---- Reading text
XVilka avatar Jun 14 '22 12:06 XVilka

i agree, but do we also need api for switching bins etc.. ?

wargio avatar Sep 19 '23 07:09 wargio

I am a little bit confused before getting to it and I would really appreciate the further explaination. We are not going to remove the concept of core->block, right? Just wanna make the access of core->block more easily. For example, for the proposed API RZ_API bool rz_core_io_read_at(RzCore *core, ut64 offset, ut64 *read), offset means the offset against the start of current core->block and read is a buf to store all content of core->block from the offset to the end of core->block?

Or RZ_API bool rz_core_io_read_at(RzCore *core, ut64 offset, ut64 *read) is used to directly read the binary under test? But how to decide the length of reading? @XVilka

PeiweiHu avatar Nov 15 '23 15:11 PeiweiHu

@PeiweiHu idea is to not expose core->block or similar APIs to 99% of those API users - both external and internal. Splitting into blocks, caching reads, etc, should be done opaquely under the hood. We could only keep the way to change the block size and or/cache size via separate APIs, but that's it. So, for example, if we have a 64Gb file, the user should be able to read/write to any address via single API call without understanding the current block, the local cache content, etc.

But how to decide the length of reading?

Sorry, I forgot to add ut64 len parameter to both functions, my bad.

XVilka avatar Nov 16 '23 14:11 XVilka
--------
---- Material shown
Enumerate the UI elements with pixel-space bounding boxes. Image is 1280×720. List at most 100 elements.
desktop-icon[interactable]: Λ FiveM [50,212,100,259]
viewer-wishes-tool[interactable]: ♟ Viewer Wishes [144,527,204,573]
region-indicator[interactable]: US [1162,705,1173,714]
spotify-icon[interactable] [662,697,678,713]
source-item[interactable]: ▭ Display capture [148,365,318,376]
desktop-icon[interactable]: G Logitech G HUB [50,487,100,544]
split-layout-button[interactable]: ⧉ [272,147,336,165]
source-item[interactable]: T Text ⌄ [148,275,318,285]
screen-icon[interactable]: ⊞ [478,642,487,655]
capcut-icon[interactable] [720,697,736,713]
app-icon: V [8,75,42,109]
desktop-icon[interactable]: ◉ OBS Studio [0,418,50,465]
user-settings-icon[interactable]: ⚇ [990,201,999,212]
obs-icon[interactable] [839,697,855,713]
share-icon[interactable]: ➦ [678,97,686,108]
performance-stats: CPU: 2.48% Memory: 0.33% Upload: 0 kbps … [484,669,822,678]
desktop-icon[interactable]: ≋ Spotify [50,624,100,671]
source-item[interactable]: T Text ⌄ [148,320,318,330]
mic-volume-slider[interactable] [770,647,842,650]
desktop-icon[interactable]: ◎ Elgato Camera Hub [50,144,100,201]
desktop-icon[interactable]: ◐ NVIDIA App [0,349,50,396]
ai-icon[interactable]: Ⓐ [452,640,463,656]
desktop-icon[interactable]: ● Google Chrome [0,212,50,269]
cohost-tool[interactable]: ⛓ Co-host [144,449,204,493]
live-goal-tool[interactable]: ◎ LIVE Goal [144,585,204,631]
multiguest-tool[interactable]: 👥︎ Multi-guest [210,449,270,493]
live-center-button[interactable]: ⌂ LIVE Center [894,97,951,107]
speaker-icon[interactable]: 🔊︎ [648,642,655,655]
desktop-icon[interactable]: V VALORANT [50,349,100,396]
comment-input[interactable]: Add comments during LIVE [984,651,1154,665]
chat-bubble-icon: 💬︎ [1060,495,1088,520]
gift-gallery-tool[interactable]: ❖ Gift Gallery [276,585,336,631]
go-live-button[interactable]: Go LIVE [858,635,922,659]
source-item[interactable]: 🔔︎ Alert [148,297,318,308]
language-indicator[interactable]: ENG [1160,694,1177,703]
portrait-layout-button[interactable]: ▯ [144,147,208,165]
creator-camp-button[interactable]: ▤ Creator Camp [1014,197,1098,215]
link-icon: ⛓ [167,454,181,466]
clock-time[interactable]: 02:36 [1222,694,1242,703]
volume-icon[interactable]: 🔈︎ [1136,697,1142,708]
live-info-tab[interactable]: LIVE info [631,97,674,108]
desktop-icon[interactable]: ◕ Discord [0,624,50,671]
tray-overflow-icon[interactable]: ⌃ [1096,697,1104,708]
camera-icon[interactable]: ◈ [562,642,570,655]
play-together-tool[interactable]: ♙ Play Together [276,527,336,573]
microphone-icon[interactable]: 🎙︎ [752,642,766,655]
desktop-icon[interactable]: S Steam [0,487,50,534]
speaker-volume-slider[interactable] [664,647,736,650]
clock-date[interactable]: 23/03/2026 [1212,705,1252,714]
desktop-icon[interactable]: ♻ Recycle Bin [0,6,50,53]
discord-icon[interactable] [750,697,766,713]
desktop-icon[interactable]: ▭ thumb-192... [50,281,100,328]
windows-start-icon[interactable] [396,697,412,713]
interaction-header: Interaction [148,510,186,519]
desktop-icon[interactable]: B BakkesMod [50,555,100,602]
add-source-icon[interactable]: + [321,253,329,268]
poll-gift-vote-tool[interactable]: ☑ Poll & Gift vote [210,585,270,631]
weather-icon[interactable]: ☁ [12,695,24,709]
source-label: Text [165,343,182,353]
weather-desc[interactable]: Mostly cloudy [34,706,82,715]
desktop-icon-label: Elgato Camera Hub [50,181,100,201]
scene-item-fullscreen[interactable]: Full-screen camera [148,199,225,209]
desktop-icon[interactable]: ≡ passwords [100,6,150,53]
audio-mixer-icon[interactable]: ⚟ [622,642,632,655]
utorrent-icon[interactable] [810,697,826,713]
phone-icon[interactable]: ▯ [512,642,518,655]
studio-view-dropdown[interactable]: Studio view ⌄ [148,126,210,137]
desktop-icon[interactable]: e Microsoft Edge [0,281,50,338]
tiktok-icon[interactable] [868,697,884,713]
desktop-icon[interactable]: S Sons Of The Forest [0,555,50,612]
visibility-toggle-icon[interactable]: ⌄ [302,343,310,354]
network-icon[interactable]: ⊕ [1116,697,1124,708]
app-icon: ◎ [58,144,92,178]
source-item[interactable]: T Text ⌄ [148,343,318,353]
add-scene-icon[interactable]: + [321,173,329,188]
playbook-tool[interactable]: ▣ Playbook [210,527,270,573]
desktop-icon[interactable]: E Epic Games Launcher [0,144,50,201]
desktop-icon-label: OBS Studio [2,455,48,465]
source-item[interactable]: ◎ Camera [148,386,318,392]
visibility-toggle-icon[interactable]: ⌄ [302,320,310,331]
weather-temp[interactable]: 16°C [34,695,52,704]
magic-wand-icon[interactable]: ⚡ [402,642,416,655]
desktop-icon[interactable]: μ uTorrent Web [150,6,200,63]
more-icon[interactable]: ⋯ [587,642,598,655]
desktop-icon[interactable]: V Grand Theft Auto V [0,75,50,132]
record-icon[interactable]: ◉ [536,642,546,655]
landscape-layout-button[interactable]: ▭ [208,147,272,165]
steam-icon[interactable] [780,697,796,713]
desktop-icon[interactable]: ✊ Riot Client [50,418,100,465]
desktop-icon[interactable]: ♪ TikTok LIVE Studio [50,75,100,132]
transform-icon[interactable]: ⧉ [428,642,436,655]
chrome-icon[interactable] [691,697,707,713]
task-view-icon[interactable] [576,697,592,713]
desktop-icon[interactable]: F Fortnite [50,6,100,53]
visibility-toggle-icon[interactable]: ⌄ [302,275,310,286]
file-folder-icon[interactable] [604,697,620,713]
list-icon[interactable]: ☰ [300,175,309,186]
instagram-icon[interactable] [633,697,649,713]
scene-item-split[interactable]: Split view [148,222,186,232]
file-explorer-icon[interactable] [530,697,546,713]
--------
→ **Directive 1**
In the forum thread, what parameter was left out of both functions?
→ **Directive 2**
Using the forum thread, explain in one to three sentences why a user working with a 64Gb file would not need to understand the current block or the local cache.
→ **Directive 3**
Please set down a passage of the forum thread word for word: begin at the words "XVilka avatar Jun" and stop after "end of core->block?".

→ **Exercise output 1**
A ut64 len parameter.

→ **Exercise output 2**
Core->block and similar APIs are not meant to be exposed to almost all API users, because splitting into blocks and caching reads should happen opaquely under the hood. The user should therefore be able to read or write any address with a single API call.

→ **Exercise output 3**
XVilka avatar Jun 14 '22 12:06 XVilka

i agree, but do we also need api for switching bins etc.. ?

wargio avatar Sep 19 '23 07:09 wargio

I am a little bit confused before getting to it and I would really appreciate the further explaination. We are not going to remove the concept of core->block, right? Just wanna make the access of core->block more easily. For example, for the proposed API RZ_API bool rz_core_io_read_at(RzCore *core, ut64 offset, ut64 *read), offset means the offset against the start of current core->block and read is a buf to store all content of core->block from the offset to the end of core->block?